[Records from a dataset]
## Begin
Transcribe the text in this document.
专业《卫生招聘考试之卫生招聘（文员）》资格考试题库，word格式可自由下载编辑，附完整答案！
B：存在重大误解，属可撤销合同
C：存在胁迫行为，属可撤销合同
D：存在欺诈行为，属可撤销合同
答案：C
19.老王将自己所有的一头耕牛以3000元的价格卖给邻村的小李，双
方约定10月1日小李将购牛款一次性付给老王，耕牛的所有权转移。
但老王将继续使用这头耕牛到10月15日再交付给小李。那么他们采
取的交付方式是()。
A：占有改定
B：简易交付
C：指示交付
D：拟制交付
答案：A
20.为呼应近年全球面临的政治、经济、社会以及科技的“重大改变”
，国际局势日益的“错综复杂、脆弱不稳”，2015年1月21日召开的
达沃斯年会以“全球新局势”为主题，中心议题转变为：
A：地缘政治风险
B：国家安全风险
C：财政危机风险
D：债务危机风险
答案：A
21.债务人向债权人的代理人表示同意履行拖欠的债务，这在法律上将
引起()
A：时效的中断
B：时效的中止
## End
Retype the material in full, character for character.

SOLVED PROBLEM>
Transcribe the text in this document.
专业《卫生招聘考试之卫生招聘（文员）》资格考试题库，word格式可自由下载编辑，附完整答案！
B：存在重大误解，属可撤销合同
C：存在胁迫行为，属可撤销合同
D：存在欺诈行为，属可撤销合同
答案：C
19.老王将自己所有的一头耕牛以3000元的价格卖给邻村的小李，双
方约定10月1日小李将购牛款一次性付给老王，耕牛的所有权转移。
但老王将继续使用这头耕牛到10月15日再交付给小李。那么他们采
取的交付方式是()。
A：占有改定
B：简易交付
C：指示交付
D：拟制交付
答案：A
20.为呼应近年全球面临的政治、经济、社会以及科技的“重大改变”
，国际局势日益的“错综复杂、脆弱不稳”，2015年1月21日召开的
达沃斯年会以“全球新局势”为主题，中心议题转变为：
A：地缘政治风险
B：国家安全风险
C：财政危机风险
D：债务危机风险
答案：A
21.债务人向债权人的代理人表示同意履行拖欠的债务，这在法律上将
引起()
A：时效的中断
B：时效的中止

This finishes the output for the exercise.